─── Dataset content

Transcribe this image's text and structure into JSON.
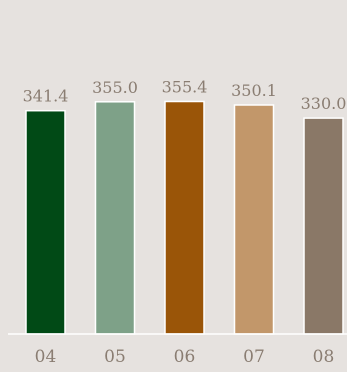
{
  "chart_data": {
    "type": "bar",
    "categories": [
      "04",
      "05",
      "06",
      "07",
      "08"
    ],
    "values": [
      341.4,
      355.0,
      355.4,
      350.1,
      330.0
    ],
    "value_labels": [
      "341.4",
      "355.0",
      "355.4",
      "350.1",
      "330.0"
    ],
    "colors": [
      "#014a16",
      "#7ea188",
      "#9a5508",
      "#c2976a",
      "#8a7867"
    ],
    "title": "",
    "xlabel": "",
    "ylabel": "",
    "ylim": [
      0,
      380
    ],
    "grid": false,
    "legend": "none",
    "background": "#e6e2df",
    "axis_color": "#ffffff",
    "label_color": "#8a7d72"
  }
}
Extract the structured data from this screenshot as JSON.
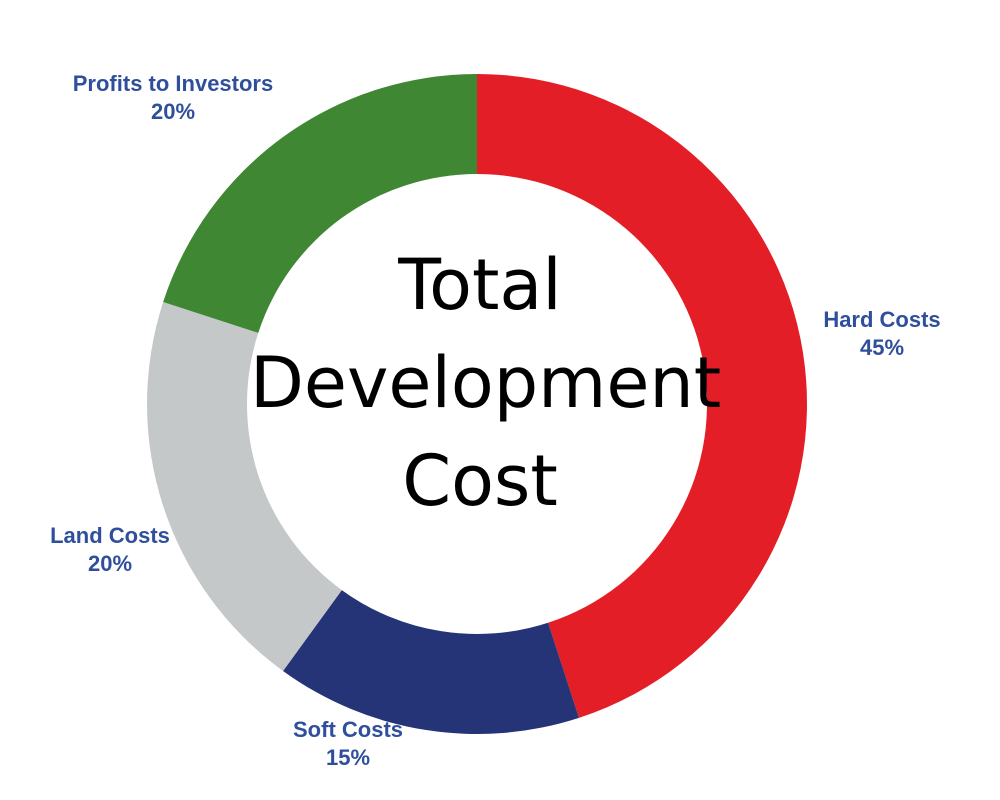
{
  "chart_data": {
    "type": "pie",
    "donut": true,
    "center_title": [
      "Total",
      "Development",
      "Cost"
    ],
    "categories": [
      "Hard Costs",
      "Soft Costs",
      "Land Costs",
      "Profits to Investors"
    ],
    "values": [
      45,
      15,
      20,
      20
    ],
    "value_labels": [
      "45%",
      "15%",
      "20%",
      "20%"
    ],
    "colors": [
      "#e41e26",
      "#253476",
      "#c4c8c9",
      "#3f8733"
    ],
    "label_color": "#2f4f9c",
    "start": "top",
    "direction": "clockwise",
    "legend": "none"
  }
}
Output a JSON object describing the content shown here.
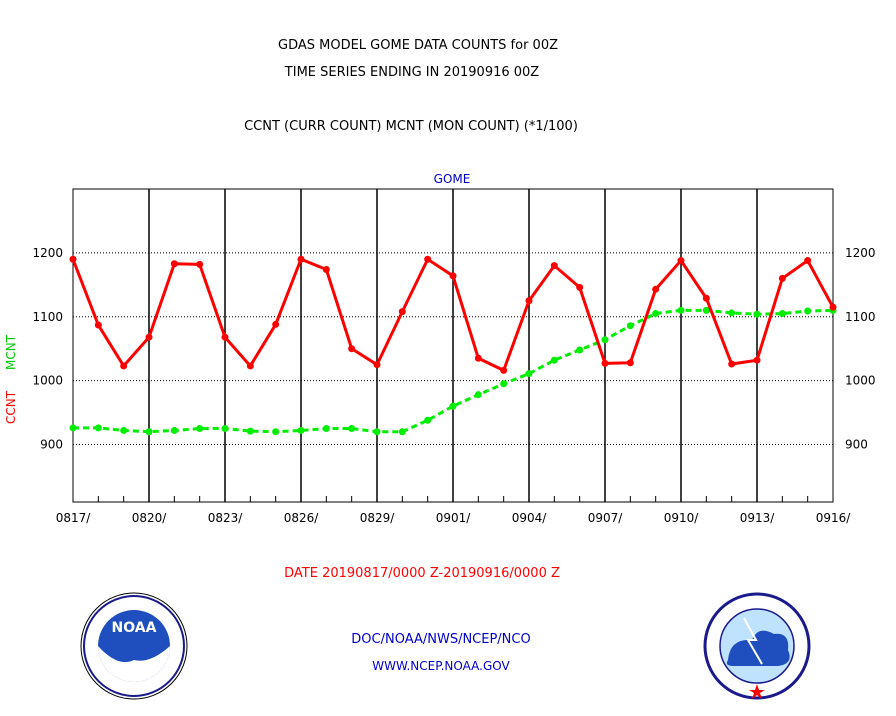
{
  "header": {
    "title_line1": "GDAS MODEL GOME DATA COUNTS for 00Z",
    "title_line2": "TIME SERIES ENDING IN 20190916 00Z",
    "subtitle": "CCNT (CURR COUNT) MCNT (MON COUNT) (*1/100)",
    "panel_label": "GOME"
  },
  "ylabel_ccnt": "CCNT",
  "ylabel_mcnt": "MCNT",
  "date_range": "DATE 20190817/0000 Z-20190916/0000 Z",
  "footer": {
    "org": "DOC/NOAA/NWS/NCEP/NCO",
    "url": "WWW.NCEP.NOAA.GOV"
  },
  "logos": {
    "left": {
      "icon": "noaa-logo-icon",
      "text": "NOAA",
      "ring_text": "NATIONAL OCEANIC AND ATMOSPHERIC ADMINISTRATION · U.S. DEPARTMENT OF COMMERCE"
    },
    "right": {
      "icon": "nws-logo-icon",
      "ring_text": "NATIONAL WEATHER SERVICE"
    }
  },
  "colors": {
    "ccnt": "#ff0000",
    "mcnt": "#00ee00",
    "grid": "#000000",
    "text_blue": "#0000cc",
    "text_red": "#ff0000"
  },
  "chart_data": {
    "type": "line",
    "ylim": [
      810,
      1300
    ],
    "yticks": [
      900,
      1000,
      1100,
      1200
    ],
    "ytick_labels": [
      "900",
      "1000",
      "1100",
      "1200"
    ],
    "xtick_labels": [
      "0817/",
      "0820/",
      "0823/",
      "0826/",
      "0829/",
      "0901/",
      "0904/",
      "0907/",
      "0910/",
      "0913/",
      "0916/"
    ],
    "grid": true,
    "x": [
      "0817",
      "0818",
      "0819",
      "0820",
      "0821",
      "0822",
      "0823",
      "0824",
      "0825",
      "0826",
      "0827",
      "0828",
      "0829",
      "0830",
      "0831",
      "0901",
      "0902",
      "0903",
      "0904",
      "0905",
      "0906",
      "0907",
      "0908",
      "0909",
      "0910",
      "0911",
      "0912",
      "0913",
      "0914",
      "0915",
      "0916"
    ],
    "series": [
      {
        "name": "CCNT",
        "values": [
          1190,
          1087,
          1023,
          1068,
          1183,
          1182,
          1068,
          1023,
          1088,
          1190,
          1174,
          1050,
          1025,
          1108,
          1190,
          1164,
          1035,
          1016,
          1125,
          1180,
          1146,
          1027,
          1028,
          1143,
          1188,
          1129,
          1026,
          1032,
          1160,
          1188,
          1115
        ]
      },
      {
        "name": "MCNT",
        "values": [
          926,
          926,
          922,
          920,
          922,
          925,
          925,
          921,
          920,
          922,
          925,
          925,
          920,
          920,
          938,
          960,
          978,
          995,
          1011,
          1032,
          1048,
          1064,
          1086,
          1105,
          1110,
          1110,
          1106,
          1104,
          1105,
          1109,
          1110
        ]
      }
    ]
  }
}
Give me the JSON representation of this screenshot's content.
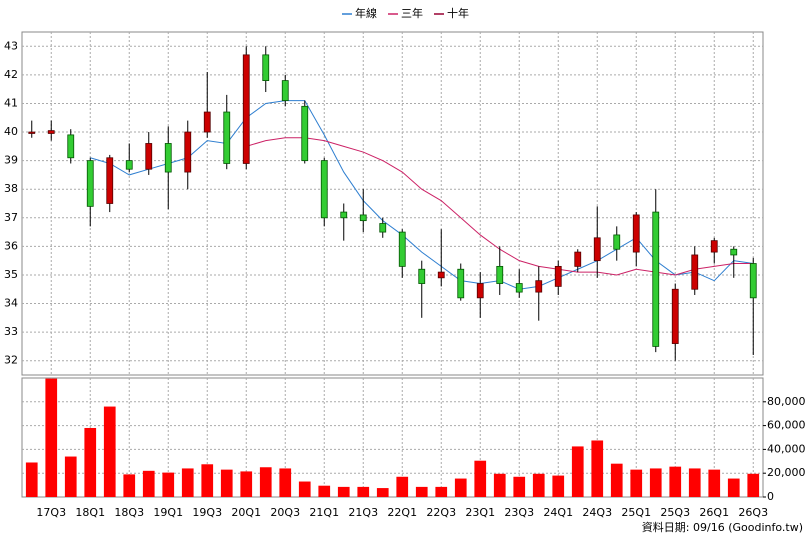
{
  "chart_data": {
    "type": "candlestick",
    "categories": [
      null,
      "17Q3",
      null,
      "18Q1",
      null,
      "18Q3",
      null,
      "19Q1",
      null,
      "19Q3",
      null,
      "20Q1",
      null,
      "20Q3",
      null,
      "21Q1",
      null,
      "21Q3",
      null,
      "22Q1",
      null,
      "22Q3",
      null,
      "23Q1",
      null,
      "23Q3",
      null,
      "24Q1",
      null,
      "24Q3",
      null,
      "25Q1",
      null,
      "25Q3",
      null,
      "26Q1",
      null,
      "26Q3"
    ],
    "open": [
      39.95,
      39.95,
      39.9,
      39.0,
      37.5,
      39.0,
      38.7,
      39.6,
      38.6,
      40.0,
      40.7,
      38.9,
      42.7,
      41.8,
      40.9,
      39.0,
      37.2,
      37.1,
      36.8,
      36.5,
      35.2,
      34.9,
      35.2,
      34.2,
      35.3,
      34.7,
      34.4,
      34.6,
      35.3,
      35.5,
      36.4,
      35.8,
      37.2,
      32.6,
      34.5,
      35.8,
      35.9,
      35.4
    ],
    "high": [
      40.4,
      40.4,
      40.1,
      39.1,
      39.2,
      39.6,
      40.0,
      40.2,
      40.4,
      42.1,
      41.3,
      43.0,
      43.0,
      42.0,
      41.1,
      39.1,
      37.5,
      38.0,
      37.0,
      36.6,
      35.5,
      36.6,
      35.4,
      35.1,
      36.0,
      35.2,
      35.3,
      35.5,
      35.9,
      37.4,
      36.7,
      37.2,
      38.0,
      34.7,
      36.0,
      36.3,
      36.0,
      35.6
    ],
    "low": [
      39.8,
      39.7,
      38.9,
      36.7,
      37.2,
      38.6,
      38.5,
      37.3,
      38.0,
      39.8,
      38.7,
      38.7,
      41.4,
      40.9,
      38.9,
      36.7,
      36.2,
      36.5,
      36.3,
      34.9,
      33.5,
      34.6,
      34.1,
      33.5,
      34.3,
      34.2,
      33.4,
      34.3,
      35.1,
      34.9,
      35.5,
      35.3,
      32.3,
      32.0,
      34.3,
      35.4,
      34.9,
      32.2
    ],
    "close": [
      40.0,
      40.05,
      39.1,
      37.4,
      39.1,
      38.7,
      39.6,
      38.6,
      40.0,
      40.7,
      38.9,
      42.7,
      41.8,
      41.1,
      39.0,
      37.0,
      37.0,
      36.9,
      36.5,
      35.3,
      34.7,
      35.1,
      34.2,
      34.7,
      34.7,
      34.4,
      34.8,
      35.3,
      35.8,
      36.3,
      35.9,
      37.1,
      32.5,
      34.5,
      35.7,
      36.2,
      35.7,
      34.2
    ],
    "up_color": "#cc0000",
    "down_color": "#33cc33",
    "series": [
      {
        "name": "年線",
        "color": "#2f7fd0",
        "values": [
          null,
          null,
          null,
          39.1,
          38.9,
          38.5,
          38.7,
          38.9,
          39.1,
          39.7,
          39.6,
          40.5,
          41.0,
          41.1,
          41.1,
          39.9,
          38.6,
          37.6,
          36.9,
          36.4,
          35.8,
          35.3,
          34.8,
          34.7,
          34.8,
          34.5,
          34.6,
          34.9,
          35.2,
          35.5,
          35.9,
          36.3,
          35.5,
          35.0,
          35.1,
          34.8,
          35.5,
          35.4
        ]
      },
      {
        "name": "三年",
        "color": "#cc2266",
        "values": [
          null,
          null,
          null,
          null,
          null,
          null,
          null,
          null,
          null,
          null,
          null,
          39.5,
          39.7,
          39.8,
          39.8,
          39.7,
          39.5,
          39.3,
          39.0,
          38.6,
          38.0,
          37.6,
          37.0,
          36.4,
          35.9,
          35.5,
          35.3,
          35.2,
          35.1,
          35.1,
          35.0,
          35.2,
          35.1,
          35.0,
          35.2,
          35.3,
          35.4,
          35.4
        ]
      },
      {
        "name": "十年",
        "color": "#990033",
        "values": [
          null,
          null,
          null,
          null,
          null,
          null,
          null,
          null,
          null,
          null,
          null,
          null,
          null,
          null,
          null,
          null,
          null,
          null,
          null,
          null,
          null,
          null,
          null,
          null,
          null,
          null,
          null,
          null,
          null,
          null,
          null,
          null,
          null,
          null,
          null,
          null,
          null,
          null
        ]
      }
    ],
    "ylim": [
      31.5,
      43.5
    ],
    "yticks": [
      32,
      33,
      34,
      35,
      36,
      37,
      38,
      39,
      40,
      41,
      42,
      43
    ],
    "volume": {
      "color": "#ff0000",
      "values": [
        29000,
        99500,
        34000,
        58000,
        76000,
        19000,
        22000,
        20500,
        24000,
        27500,
        23000,
        21500,
        25000,
        24000,
        13000,
        9500,
        8500,
        8500,
        7500,
        17000,
        8500,
        8500,
        15500,
        30500,
        19500,
        17000,
        19500,
        18000,
        42500,
        47500,
        28000,
        23000,
        24000,
        25500,
        24000,
        23000,
        15500,
        19500
      ],
      "ylim": [
        0,
        100000
      ],
      "yticks": [
        0,
        {
          "value": 20000,
          "label": "20,000"
        },
        {
          "value": 40000,
          "label": "40,000"
        },
        {
          "value": 60000,
          "label": "60,000"
        },
        {
          "value": 80000,
          "label": "80,000"
        }
      ]
    },
    "grid": true,
    "source": "資料日期: 09/16 (Goodinfo.tw)"
  }
}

──────

◆ **Exercise instructions**
Check each line of the listing above for the string "grid", then report only how many lines have it.

◆ **Solution to this exercise**
4